_Problem to solve_:
Report, word for word, every line of the material that contains "JSON".

_Data excerpts_:
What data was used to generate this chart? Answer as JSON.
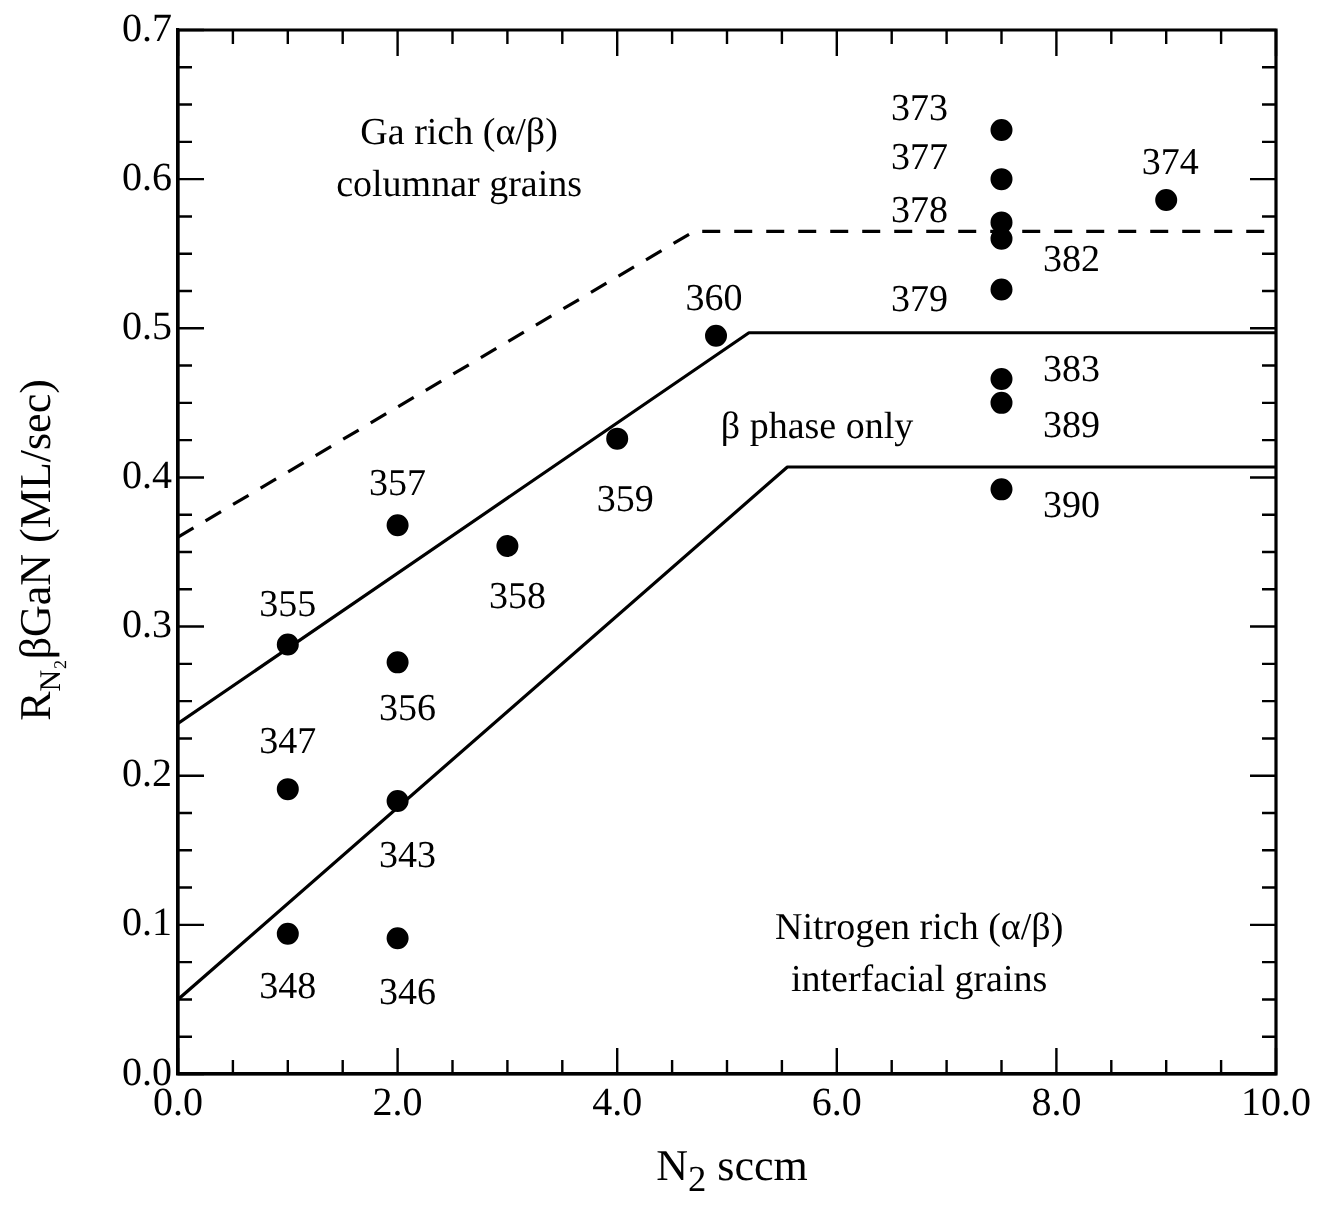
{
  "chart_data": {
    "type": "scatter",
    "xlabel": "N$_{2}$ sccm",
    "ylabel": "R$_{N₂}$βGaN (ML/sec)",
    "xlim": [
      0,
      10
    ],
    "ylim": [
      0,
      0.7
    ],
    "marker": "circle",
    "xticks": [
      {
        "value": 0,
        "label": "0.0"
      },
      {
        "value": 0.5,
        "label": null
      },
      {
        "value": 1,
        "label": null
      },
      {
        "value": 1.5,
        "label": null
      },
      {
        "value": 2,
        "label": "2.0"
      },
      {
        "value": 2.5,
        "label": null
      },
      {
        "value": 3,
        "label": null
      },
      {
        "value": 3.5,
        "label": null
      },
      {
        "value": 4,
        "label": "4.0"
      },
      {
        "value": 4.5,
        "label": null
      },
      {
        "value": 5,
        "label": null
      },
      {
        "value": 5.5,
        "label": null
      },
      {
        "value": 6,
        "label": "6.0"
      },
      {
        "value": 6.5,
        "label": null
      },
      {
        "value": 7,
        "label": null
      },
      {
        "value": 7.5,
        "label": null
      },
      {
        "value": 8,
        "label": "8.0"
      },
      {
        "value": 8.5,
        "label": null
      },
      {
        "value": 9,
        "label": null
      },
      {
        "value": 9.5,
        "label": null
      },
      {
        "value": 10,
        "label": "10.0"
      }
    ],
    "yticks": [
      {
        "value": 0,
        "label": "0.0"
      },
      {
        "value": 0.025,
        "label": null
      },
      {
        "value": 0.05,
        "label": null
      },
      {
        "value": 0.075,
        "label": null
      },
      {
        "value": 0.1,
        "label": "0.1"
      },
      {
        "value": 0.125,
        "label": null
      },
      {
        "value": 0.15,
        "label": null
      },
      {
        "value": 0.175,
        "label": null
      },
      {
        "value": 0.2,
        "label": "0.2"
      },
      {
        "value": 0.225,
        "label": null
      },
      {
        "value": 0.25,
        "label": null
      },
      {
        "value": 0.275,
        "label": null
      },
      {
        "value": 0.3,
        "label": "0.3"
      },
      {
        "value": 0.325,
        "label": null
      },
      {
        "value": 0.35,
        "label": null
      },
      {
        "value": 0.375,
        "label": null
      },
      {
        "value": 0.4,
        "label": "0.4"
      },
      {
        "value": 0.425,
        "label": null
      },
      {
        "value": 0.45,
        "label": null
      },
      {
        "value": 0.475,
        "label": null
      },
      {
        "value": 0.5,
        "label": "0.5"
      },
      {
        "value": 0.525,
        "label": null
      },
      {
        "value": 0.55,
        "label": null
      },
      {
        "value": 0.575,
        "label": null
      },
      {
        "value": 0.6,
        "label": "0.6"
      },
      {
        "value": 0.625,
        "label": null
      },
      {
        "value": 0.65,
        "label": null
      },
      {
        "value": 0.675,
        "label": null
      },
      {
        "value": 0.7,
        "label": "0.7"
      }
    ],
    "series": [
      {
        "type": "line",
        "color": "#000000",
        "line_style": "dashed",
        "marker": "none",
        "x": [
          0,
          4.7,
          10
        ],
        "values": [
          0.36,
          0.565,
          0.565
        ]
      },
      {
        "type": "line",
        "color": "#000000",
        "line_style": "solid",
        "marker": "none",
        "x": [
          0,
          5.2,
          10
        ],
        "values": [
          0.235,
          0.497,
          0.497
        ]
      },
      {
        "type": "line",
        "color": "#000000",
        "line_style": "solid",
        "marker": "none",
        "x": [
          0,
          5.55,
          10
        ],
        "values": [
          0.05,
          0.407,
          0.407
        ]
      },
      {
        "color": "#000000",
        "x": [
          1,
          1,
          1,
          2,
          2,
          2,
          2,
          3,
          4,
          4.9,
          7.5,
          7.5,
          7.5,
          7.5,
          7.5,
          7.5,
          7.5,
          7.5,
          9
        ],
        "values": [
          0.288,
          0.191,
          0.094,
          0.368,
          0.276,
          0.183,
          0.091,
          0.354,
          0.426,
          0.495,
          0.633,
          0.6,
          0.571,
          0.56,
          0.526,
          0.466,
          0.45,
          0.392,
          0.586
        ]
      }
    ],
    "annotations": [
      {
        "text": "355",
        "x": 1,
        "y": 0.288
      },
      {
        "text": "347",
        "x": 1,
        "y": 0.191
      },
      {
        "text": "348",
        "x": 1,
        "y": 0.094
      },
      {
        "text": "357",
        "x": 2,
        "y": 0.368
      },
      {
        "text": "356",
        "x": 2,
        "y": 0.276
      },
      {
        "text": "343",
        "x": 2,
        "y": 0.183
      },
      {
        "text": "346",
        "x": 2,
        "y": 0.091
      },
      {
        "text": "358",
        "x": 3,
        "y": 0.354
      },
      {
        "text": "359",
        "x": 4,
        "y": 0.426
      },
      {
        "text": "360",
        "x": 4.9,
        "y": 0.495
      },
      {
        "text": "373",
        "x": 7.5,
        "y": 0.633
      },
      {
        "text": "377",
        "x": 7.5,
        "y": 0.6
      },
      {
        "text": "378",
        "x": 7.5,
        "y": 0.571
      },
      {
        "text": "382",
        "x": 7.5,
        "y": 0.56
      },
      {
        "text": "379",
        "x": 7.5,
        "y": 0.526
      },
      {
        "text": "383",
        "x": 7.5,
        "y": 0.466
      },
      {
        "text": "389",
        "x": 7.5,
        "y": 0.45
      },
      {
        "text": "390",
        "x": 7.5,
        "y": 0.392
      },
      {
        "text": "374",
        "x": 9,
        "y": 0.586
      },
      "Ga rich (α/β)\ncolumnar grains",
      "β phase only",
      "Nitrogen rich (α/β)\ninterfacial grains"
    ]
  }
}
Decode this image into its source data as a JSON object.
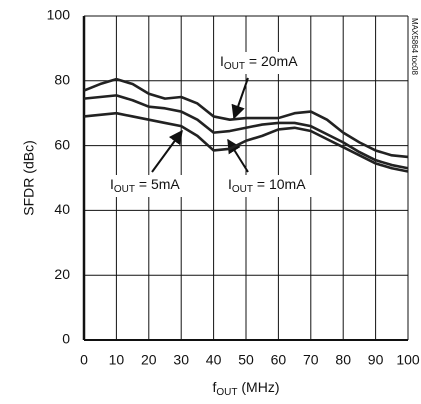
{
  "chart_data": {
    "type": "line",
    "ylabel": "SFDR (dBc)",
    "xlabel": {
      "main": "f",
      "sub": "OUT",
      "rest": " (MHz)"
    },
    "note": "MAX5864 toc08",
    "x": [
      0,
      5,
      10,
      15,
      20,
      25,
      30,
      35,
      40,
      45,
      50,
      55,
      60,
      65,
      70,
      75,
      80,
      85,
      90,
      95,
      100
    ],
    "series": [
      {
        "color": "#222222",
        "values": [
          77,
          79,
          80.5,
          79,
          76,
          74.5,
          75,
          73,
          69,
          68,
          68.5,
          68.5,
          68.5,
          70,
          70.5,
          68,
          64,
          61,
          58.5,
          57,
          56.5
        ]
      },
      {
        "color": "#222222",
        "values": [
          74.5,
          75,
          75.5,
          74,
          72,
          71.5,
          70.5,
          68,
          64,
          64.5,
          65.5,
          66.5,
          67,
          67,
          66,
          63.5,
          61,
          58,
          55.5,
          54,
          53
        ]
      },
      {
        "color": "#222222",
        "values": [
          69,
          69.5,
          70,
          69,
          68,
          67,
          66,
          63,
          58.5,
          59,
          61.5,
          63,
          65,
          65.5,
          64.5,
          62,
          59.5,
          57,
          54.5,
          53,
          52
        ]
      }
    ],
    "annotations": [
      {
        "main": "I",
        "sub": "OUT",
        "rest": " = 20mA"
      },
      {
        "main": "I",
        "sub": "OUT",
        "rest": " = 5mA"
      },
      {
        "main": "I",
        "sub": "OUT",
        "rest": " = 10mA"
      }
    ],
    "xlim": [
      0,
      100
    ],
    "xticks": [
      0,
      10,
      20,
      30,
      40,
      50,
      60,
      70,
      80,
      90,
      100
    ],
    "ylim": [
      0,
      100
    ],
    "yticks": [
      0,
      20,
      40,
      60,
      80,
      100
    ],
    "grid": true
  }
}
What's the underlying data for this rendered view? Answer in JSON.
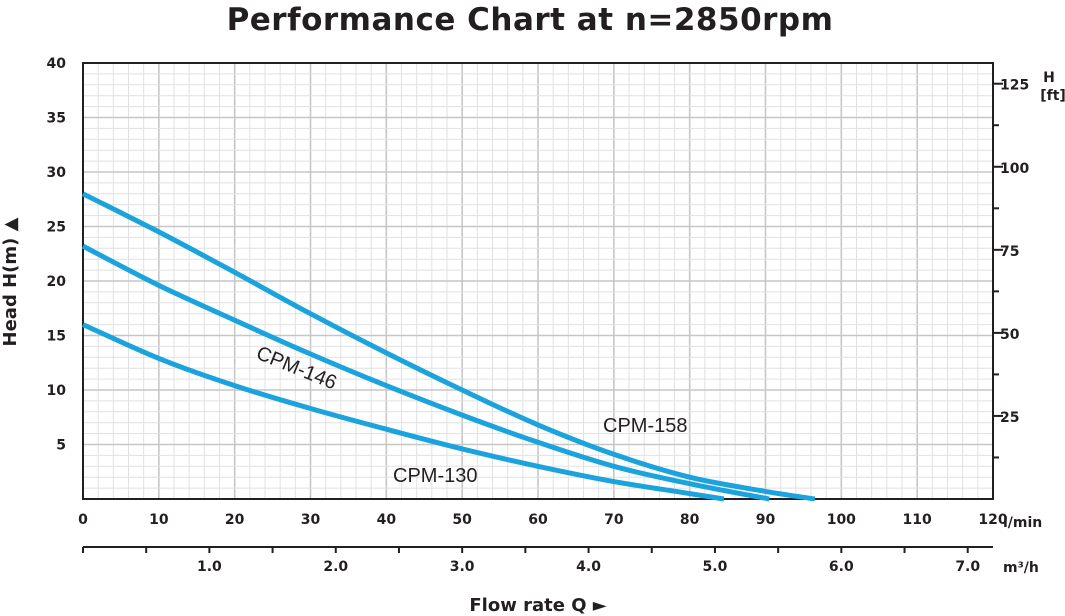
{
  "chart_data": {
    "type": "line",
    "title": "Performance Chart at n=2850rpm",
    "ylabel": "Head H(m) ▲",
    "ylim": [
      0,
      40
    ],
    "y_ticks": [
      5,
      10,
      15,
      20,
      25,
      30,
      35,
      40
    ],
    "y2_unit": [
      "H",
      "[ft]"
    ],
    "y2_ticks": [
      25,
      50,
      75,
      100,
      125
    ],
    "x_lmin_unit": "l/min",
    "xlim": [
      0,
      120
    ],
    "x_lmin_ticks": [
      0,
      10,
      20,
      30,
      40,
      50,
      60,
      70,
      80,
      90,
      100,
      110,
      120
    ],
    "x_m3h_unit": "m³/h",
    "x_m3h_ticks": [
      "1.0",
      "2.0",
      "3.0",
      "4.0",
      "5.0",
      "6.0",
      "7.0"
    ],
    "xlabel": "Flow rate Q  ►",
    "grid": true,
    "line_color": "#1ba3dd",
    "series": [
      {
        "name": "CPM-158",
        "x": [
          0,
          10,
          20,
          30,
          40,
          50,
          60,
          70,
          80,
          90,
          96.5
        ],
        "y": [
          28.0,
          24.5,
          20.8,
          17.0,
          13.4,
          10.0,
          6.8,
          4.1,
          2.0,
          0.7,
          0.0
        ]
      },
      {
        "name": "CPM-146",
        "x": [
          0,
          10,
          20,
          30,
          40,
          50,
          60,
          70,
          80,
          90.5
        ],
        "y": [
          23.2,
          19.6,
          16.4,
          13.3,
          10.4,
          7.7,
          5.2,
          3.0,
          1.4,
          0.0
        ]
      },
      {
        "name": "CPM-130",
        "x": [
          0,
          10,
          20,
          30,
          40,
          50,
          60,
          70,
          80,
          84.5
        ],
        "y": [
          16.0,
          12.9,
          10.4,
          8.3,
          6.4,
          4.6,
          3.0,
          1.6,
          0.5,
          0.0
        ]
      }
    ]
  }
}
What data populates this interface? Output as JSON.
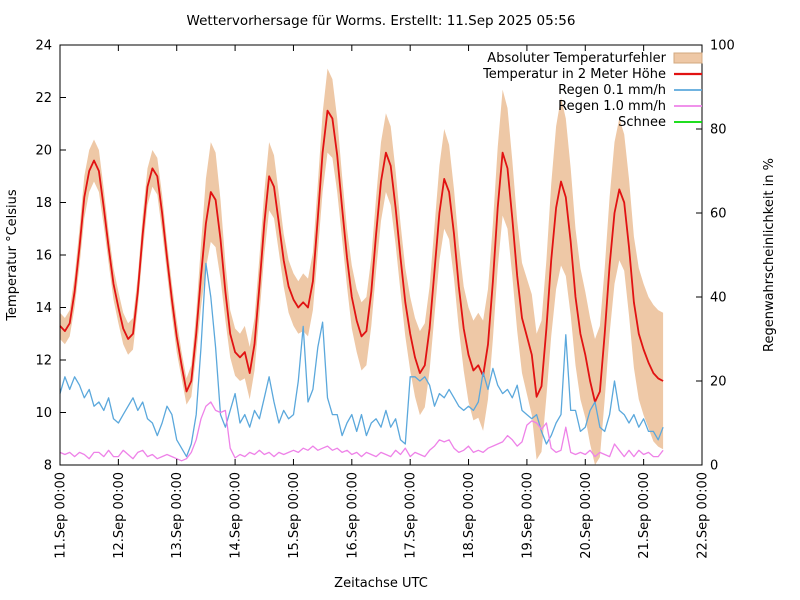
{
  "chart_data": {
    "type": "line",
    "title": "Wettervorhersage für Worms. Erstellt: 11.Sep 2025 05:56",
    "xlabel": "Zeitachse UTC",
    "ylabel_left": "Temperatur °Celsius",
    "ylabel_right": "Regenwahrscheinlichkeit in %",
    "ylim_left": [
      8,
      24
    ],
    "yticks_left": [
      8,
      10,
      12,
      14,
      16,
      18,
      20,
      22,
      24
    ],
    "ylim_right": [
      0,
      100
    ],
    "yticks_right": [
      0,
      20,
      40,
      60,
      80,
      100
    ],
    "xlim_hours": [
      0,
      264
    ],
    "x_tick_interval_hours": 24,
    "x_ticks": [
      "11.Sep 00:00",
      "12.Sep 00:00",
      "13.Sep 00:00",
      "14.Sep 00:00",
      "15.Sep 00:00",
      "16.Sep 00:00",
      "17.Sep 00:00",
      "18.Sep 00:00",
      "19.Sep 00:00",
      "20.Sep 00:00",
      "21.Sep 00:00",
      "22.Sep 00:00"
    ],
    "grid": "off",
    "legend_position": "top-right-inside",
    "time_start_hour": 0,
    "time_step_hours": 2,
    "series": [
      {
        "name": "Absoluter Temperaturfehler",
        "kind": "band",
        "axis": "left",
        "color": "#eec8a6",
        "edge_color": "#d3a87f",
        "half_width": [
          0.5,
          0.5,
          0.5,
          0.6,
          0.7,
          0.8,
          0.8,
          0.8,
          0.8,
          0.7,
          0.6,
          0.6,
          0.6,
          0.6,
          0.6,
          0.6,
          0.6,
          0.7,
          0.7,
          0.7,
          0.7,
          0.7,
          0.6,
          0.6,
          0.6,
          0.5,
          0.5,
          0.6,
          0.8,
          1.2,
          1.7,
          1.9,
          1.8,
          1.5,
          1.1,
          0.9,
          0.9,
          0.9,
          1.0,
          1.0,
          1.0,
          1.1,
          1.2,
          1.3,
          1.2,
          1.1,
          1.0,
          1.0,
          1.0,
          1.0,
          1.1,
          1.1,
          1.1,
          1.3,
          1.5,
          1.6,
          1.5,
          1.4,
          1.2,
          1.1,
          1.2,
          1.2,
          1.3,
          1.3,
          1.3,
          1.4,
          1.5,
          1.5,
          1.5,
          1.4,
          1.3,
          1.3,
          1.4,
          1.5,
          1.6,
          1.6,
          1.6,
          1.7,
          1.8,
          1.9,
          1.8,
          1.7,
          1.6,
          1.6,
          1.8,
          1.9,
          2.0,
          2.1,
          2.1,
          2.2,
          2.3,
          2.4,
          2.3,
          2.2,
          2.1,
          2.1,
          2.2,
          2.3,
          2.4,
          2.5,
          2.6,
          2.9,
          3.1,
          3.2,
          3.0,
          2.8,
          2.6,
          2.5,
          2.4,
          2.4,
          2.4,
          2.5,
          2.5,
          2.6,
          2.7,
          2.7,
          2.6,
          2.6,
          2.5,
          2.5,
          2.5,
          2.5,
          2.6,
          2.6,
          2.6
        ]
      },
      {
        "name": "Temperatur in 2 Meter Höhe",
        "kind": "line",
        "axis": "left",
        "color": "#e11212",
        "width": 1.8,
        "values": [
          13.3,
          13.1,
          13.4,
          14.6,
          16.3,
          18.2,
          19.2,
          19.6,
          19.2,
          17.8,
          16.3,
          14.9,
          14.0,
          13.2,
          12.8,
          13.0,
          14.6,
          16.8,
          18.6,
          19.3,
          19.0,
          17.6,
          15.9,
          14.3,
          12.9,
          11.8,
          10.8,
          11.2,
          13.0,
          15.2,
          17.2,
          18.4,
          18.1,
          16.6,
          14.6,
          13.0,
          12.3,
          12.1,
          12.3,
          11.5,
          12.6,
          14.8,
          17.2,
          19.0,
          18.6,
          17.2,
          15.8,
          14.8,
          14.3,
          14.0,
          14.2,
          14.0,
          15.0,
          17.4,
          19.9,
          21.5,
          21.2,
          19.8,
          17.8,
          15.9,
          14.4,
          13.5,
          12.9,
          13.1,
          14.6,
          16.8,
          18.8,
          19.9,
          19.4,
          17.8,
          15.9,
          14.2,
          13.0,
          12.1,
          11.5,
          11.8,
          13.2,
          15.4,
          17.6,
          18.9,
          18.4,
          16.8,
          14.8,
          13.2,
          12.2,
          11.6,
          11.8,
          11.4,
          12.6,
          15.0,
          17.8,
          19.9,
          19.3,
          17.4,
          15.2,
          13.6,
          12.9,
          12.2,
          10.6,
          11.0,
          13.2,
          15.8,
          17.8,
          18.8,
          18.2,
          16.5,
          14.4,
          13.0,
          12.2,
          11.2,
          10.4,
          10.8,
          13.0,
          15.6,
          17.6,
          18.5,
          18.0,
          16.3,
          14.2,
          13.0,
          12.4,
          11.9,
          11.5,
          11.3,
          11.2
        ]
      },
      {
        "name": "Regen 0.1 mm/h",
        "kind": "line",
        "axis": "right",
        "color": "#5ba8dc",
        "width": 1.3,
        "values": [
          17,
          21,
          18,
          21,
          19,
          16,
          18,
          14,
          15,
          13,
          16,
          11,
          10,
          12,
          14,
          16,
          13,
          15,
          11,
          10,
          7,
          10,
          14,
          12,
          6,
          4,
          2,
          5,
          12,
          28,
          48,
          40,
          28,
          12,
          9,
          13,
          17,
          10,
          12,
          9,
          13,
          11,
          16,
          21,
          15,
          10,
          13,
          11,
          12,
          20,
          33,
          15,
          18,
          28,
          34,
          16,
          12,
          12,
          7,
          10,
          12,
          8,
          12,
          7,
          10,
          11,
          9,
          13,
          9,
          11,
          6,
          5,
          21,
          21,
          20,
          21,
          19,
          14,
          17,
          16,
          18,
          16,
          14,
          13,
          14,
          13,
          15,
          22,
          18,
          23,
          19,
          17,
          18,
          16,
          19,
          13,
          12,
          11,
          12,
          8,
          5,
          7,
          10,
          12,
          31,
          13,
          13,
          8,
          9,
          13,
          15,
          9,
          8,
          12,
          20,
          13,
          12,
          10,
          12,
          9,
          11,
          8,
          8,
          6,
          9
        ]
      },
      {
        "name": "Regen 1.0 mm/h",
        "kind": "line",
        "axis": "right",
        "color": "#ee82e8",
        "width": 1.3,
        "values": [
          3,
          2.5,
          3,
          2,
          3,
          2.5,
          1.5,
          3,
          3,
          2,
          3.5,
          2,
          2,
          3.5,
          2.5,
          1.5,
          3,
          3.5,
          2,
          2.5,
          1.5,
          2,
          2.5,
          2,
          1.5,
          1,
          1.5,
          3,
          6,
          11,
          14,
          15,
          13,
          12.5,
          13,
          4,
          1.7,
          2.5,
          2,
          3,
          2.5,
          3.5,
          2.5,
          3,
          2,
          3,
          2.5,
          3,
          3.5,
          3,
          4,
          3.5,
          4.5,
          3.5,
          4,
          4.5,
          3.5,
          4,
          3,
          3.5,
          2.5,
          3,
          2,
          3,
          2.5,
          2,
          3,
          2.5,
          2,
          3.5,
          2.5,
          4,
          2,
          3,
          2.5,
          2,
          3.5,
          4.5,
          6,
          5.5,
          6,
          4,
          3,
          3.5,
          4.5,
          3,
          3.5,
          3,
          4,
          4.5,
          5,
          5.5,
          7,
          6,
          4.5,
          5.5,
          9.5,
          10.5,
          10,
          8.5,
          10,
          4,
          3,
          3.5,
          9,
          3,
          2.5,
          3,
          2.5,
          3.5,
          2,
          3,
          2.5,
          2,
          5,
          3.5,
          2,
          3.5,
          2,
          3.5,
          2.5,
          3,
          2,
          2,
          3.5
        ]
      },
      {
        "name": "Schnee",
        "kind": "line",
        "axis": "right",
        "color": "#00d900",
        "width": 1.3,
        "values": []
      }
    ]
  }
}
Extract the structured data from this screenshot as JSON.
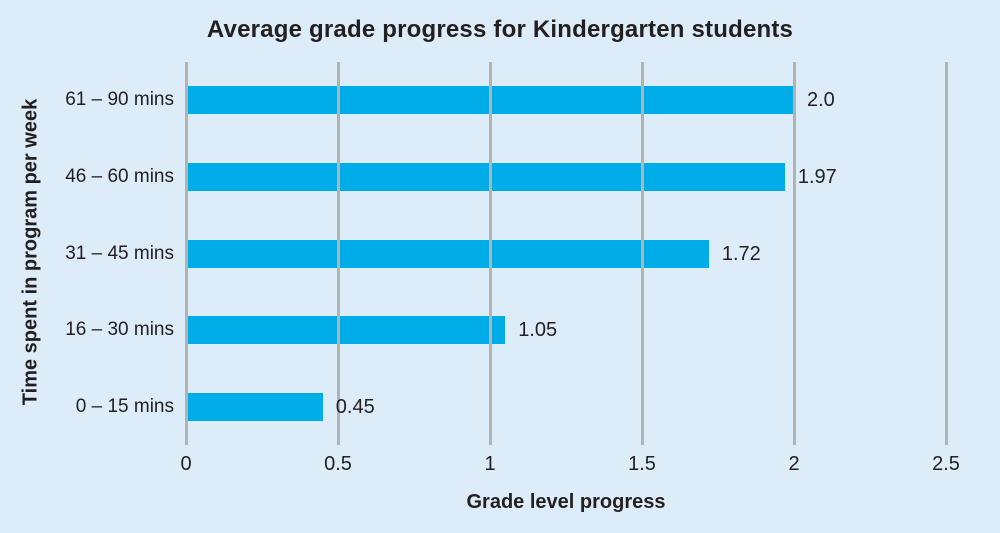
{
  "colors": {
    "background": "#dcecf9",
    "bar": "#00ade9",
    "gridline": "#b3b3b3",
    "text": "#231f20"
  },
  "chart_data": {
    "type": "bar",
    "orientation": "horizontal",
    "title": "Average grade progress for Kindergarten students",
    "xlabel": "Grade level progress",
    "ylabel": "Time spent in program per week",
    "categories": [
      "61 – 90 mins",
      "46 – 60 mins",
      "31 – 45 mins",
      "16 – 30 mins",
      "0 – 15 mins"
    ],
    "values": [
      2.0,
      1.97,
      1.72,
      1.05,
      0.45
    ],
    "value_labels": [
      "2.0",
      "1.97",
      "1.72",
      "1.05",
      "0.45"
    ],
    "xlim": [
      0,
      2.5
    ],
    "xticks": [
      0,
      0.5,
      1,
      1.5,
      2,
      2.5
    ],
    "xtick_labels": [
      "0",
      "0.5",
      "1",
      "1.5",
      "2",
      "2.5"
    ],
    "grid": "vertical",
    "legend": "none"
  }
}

_The response_:
What data was used to generate this chart? Answer as JSON.
Decode this image into its source data as a JSON object.
What's the underlying data for this rendered view? Answer in JSON.
What data populates this interface? Output as JSON.
Extract the structured data from this screenshot as JSON.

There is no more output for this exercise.